▶ [WHAT NEEDS TO BE DONE] Reproduce the material word for word; the images stay out.

▶ [DATA FOR THIS TASK]
►

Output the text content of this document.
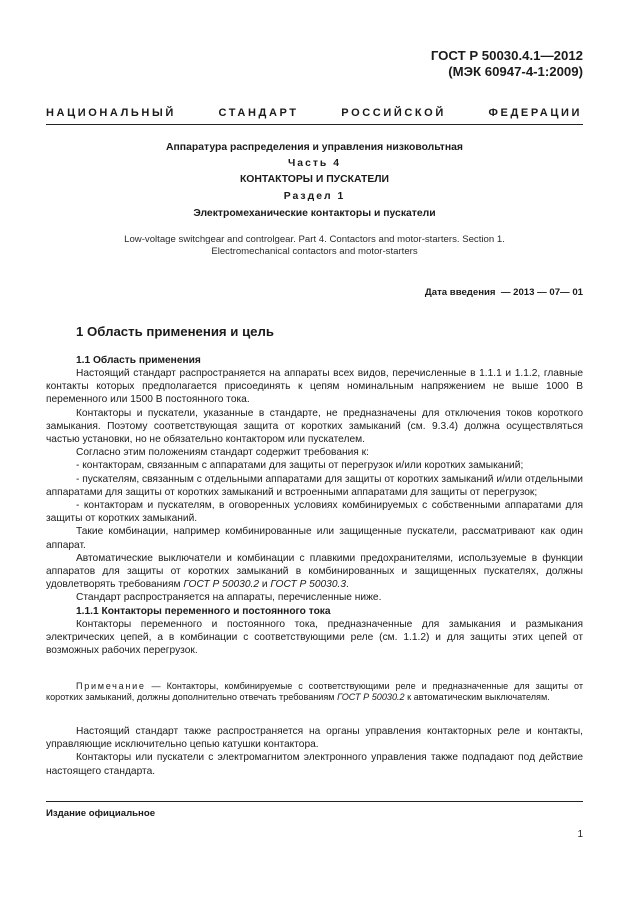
ГОСТ Р 50030.4.1—2012
(МЭК 60947-4-1:2009)
НАЦИОНАЛЬНЫЙ СТАНДАРТ РОССИЙСКОЙ ФЕДЕРАЦИИ
Аппаратура распределения и управления низковольтная
Часть 4
КОНТАКТОРЫ И ПУСКАТЕЛИ
Раздел 1
Электромеханические контакторы и пускатели
Low-voltage switchgear and controlgear. Part 4. Contactors and motor-starters. Section 1.
Electromechanical contactors and motor-starters
Дата введения — 2013 — 07— 01
1 Область применения и цель
1.1 Область применения

Настоящий стандарт распространяется на аппараты всех видов, перечисленные в 1.1.1 и 1.1.2, главные контакты которых предполагается присоединять к цепям номинальным напряжением не выше 1000 В переменного или 1500 В постоянного тока.

Контакторы и пускатели, указанные в стандарте, не предназначены для отключения токов короткого замыкания. Поэтому соответствующая защита от коротких замыканий (см. 9.3.4) должна осуществляться частью установки, но не обязательно контактором или пускателем.

Согласно этим положениям стандарт содержит требования к:

- контакторам, связанным с аппаратами для защиты от перегрузок и/или коротких замыканий;

- пускателям, связанным с отдельными аппаратами для защиты от коротких замыканий и/или отдельными аппаратами для защиты от коротких замыканий и встроенными аппаратами для защиты от перегрузок;

- контакторам и пускателям, в оговоренных условиях комбинируемых с собственными аппаратами для защиты от коротких замыканий.

Такие комбинации, например комбинированные или защищенные пускатели, рассматривают как один аппарат.

Автоматические выключатели и комбинации с плавкими предохранителями, используемые в функции аппаратов для защиты от коротких замыканий в комбинированных и защищенных пускателях, должны удовлетворять требованиям ГОСТ Р 50030.2 и ГОСТ Р 50030.3.

Стандарт распространяется на аппараты, перечисленные ниже.

1.1.1 Контакторы переменного и постоянного тока

Контакторы переменного и постоянного тока, предназначенные для замыкания и размыкания электрических цепей, а в комбинации с соответствующими реле (см. 1.1.2) и для защиты этих цепей от возможных рабочих перегрузок.

Примечание — Контакторы, комбинируемые с соответствующими реле и предназначенные для защиты от коротких замыканий, должны дополнительно отвечать требованиям ГОСТ Р 50030.2 к автоматическим выключателям.

Настоящий стандарт также распространяется на органы управления контакторных реле и контакты, управляющие исключительно цепью катушки контактора.

Контакторы или пускатели с электромагнитом электронного управления также подпадают под действие настоящего стандарта.

Издание официальное
1
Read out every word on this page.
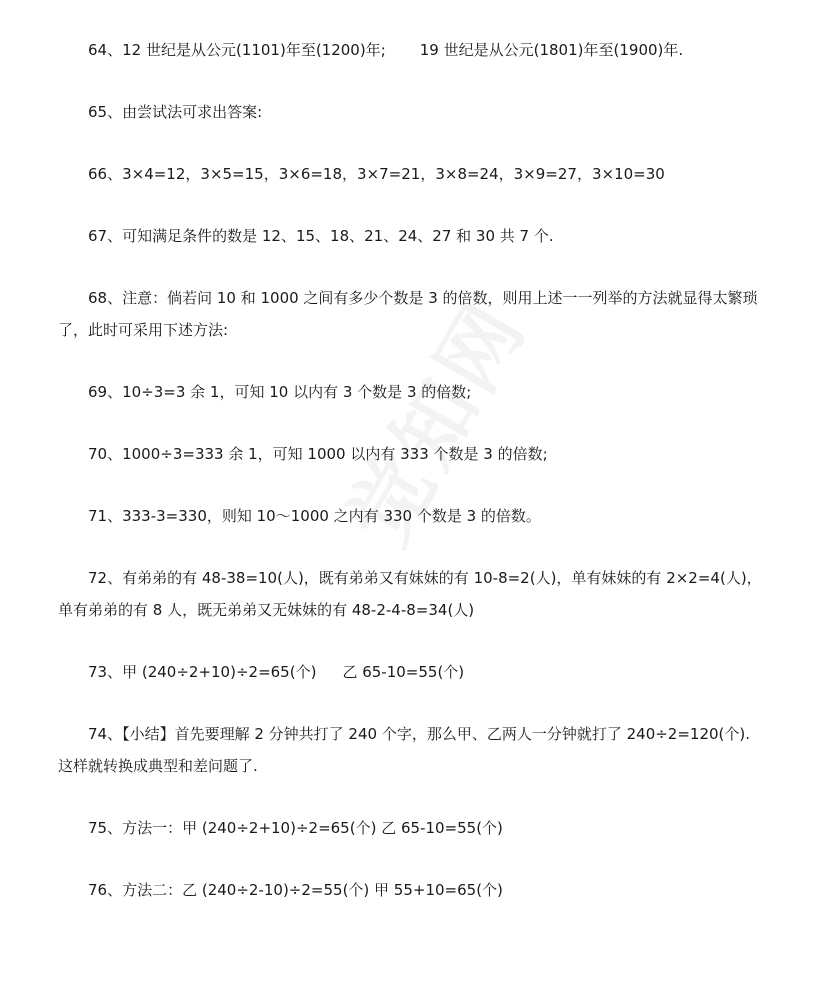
64、12 世纪是从公元(1101)年至(1200)年; 19 世纪是从公元(1801)年至(1900)年.
65、由尝试法可求出答案:
66、3×4=12，3×5=15，3×6=18，3×7=21，3×8=24，3×9=27，3×10=30
67、可知满足条件的数是 12、15、18、21、24、27 和 30 共 7 个.
68、注意：倘若问 10 和 1000 之间有多少个数是 3 的倍数，则用上述一一列举的方法就显得太繁琐
了，此时可采用下述方法:
69、10÷3=3 余 1，可知 10 以内有 3 个数是 3 的倍数;
70、1000÷3=333 余 1，可知 1000 以内有 333 个数是 3 的倍数;
71、333-3=330，则知 10～1000 之内有 330 个数是 3 的倍数。
72、有弟弟的有 48-38=10(人)，既有弟弟又有妹妹的有 10-8=2(人)，单有妹妹的有 2×2=4(人)，
单有弟弟的有 8 人，既无弟弟又无妹妹的有 48-2-4-8=34(人)
73、甲 (240÷2+10)÷2=65(个) 乙 65-10=55(个)
74、【小结】首先要理解 2 分钟共打了 240 个字，那么甲、乙两人一分钟就打了 240÷2=120(个).
这样就转换成典型和差问题了.
75、方法一：甲 (240÷2+10)÷2=65(个) 乙 65-10=55(个)
76、方法二：乙 (240÷2-10)÷2=55(个) 甲 55+10=65(个)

◄

▶ [FINISHED ANSWER]
Output the text content of this document.
ГОСТ Р 50030.4.1—2012
(МЭК 60947-4-1:2009)
НАЦИОНАЛЬНЫЙ СТАНДАРТ РОССИЙСКОЙ ФЕДЕРАЦИИ
Аппаратура распределения и управления низковольтная
Часть 4
КОНТАКТОРЫ И ПУСКАТЕЛИ
Раздел 1
Электромеханические контакторы и пускатели
Low-voltage switchgear and controlgear. Part 4. Contactors and motor-starters. Section 1.
Electromechanical contactors and motor-starters
Дата введения — 2013 — 07— 01
1 Область применения и цель
1.1 Область применения

Настоящий стандарт распространяется на аппараты всех видов, перечисленные в 1.1.1 и 1.1.2, главные контакты которых предполагается присоединять к цепям номинальным напряжением не выше 1000 В переменного или 1500 В постоянного тока.

Контакторы и пускатели, указанные в стандарте, не предназначены для отключения токов короткого замыкания. Поэтому соответствующая защита от коротких замыканий (см. 9.3.4) должна осуществляться частью установки, но не обязательно контактором или пускателем.

Согласно этим положениям стандарт содержит требования к:

- контакторам, связанным с аппаратами для защиты от перегрузок и/или коротких замыканий;

- пускателям, связанным с отдельными аппаратами для защиты от коротких замыканий и/или отдельными аппаратами для защиты от коротких замыканий и встроенными аппаратами для защиты от перегрузок;

- контакторам и пускателям, в оговоренных условиях комбинируемых с собственными аппаратами для защиты от коротких замыканий.

Такие комбинации, например комбинированные или защищенные пускатели, рассматривают как один аппарат.

Автоматические выключатели и комбинации с плавкими предохранителями, используемые в функции аппаратов для защиты от коротких замыканий в комбинированных и защищенных пускателях, должны удовлетворять требованиям ГОСТ Р 50030.2 и ГОСТ Р 50030.3.

Стандарт распространяется на аппараты, перечисленные ниже.

1.1.1 Контакторы переменного и постоянного тока

Контакторы переменного и постоянного тока, предназначенные для замыкания и размыкания электрических цепей, а в комбинации с соответствующими реле (см. 1.1.2) и для защиты этих цепей от возможных рабочих перегрузок.

Примечание — Контакторы, комбинируемые с соответствующими реле и предназначенные для защиты от коротких замыканий, должны дополнительно отвечать требованиям ГОСТ Р 50030.2 к автоматическим выключателям.

Настоящий стандарт также распространяется на органы управления контакторных реле и контакты, управляющие исключительно цепью катушки контактора.

Контакторы или пускатели с электромагнитом электронного управления также подпадают под действие настоящего стандарта.

Издание официальное
1
Read out every word on this page.
64、12 世纪是从公元(1101)年至(1200)年; 19 世纪是从公元(1801)年至(1900)年.
65、由尝试法可求出答案:
66、3×4=12，3×5=15，3×6=18，3×7=21，3×8=24，3×9=27，3×10=30
67、可知满足条件的数是 12、15、18、21、24、27 和 30 共 7 个.
68、注意：倘若问 10 和 1000 之间有多少个数是 3 的倍数，则用上述一一列举的方法就显得太繁琐
了，此时可采用下述方法:
69、10÷3=3 余 1，可知 10 以内有 3 个数是 3 的倍数;
70、1000÷3=333 余 1，可知 1000 以内有 333 个数是 3 的倍数;
71、333-3=330，则知 10～1000 之内有 330 个数是 3 的倍数。
72、有弟弟的有 48-38=10(人)，既有弟弟又有妹妹的有 10-8=2(人)，单有妹妹的有 2×2=4(人)，
单有弟弟的有 8 人，既无弟弟又无妹妹的有 48-2-4-8=34(人)
73、甲 (240÷2+10)÷2=65(个) 乙 65-10=55(个)
74、【小结】首先要理解 2 分钟共打了 240 个字，那么甲、乙两人一分钟就打了 240÷2=120(个).
这样就转换成典型和差问题了.
75、方法一：甲 (240÷2+10)÷2=65(个) 乙 65-10=55(个)
76、方法二：乙 (240÷2-10)÷2=55(个) 甲 55+10=65(个)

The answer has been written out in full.